* Goal
Check each line of the material below for "name". Report how many have it, with no other words.

::: Given data :::

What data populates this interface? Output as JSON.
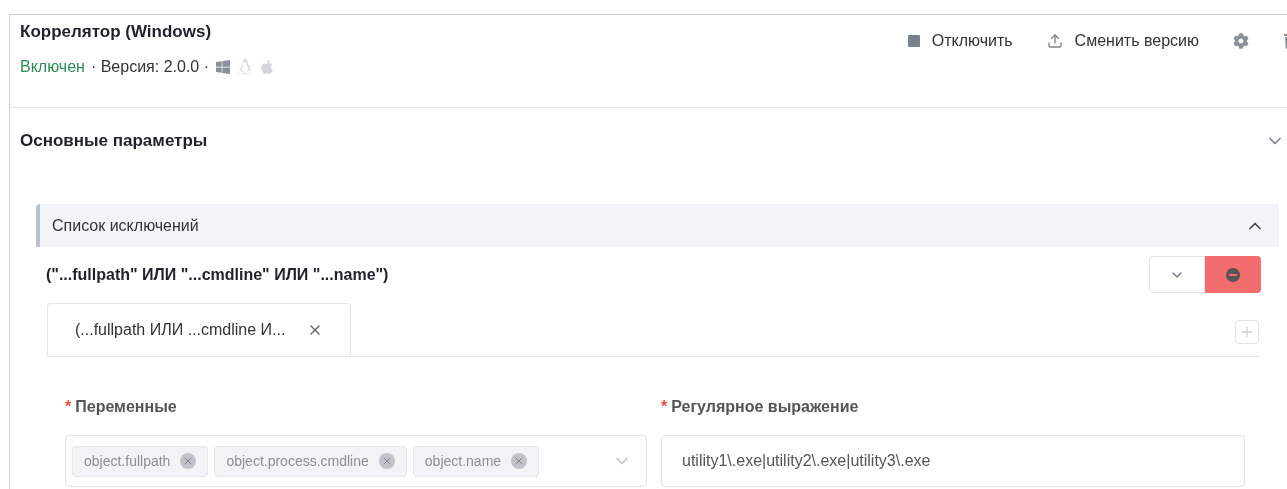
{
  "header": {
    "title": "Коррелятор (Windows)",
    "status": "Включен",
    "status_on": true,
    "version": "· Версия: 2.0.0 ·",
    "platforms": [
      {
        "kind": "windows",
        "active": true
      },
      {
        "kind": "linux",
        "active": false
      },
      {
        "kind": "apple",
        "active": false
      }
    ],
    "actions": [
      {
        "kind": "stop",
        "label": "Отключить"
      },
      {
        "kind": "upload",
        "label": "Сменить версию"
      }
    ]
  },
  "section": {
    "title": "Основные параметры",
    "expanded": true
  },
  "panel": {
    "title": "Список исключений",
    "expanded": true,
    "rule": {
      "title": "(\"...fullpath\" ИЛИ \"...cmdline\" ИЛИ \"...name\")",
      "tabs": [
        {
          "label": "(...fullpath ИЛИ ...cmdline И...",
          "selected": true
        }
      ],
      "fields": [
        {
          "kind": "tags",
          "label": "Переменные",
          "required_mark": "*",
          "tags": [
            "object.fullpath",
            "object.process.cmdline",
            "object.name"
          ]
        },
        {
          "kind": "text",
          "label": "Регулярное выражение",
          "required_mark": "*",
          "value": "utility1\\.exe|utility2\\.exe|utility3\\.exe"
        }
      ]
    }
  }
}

:::

* Worked answer
2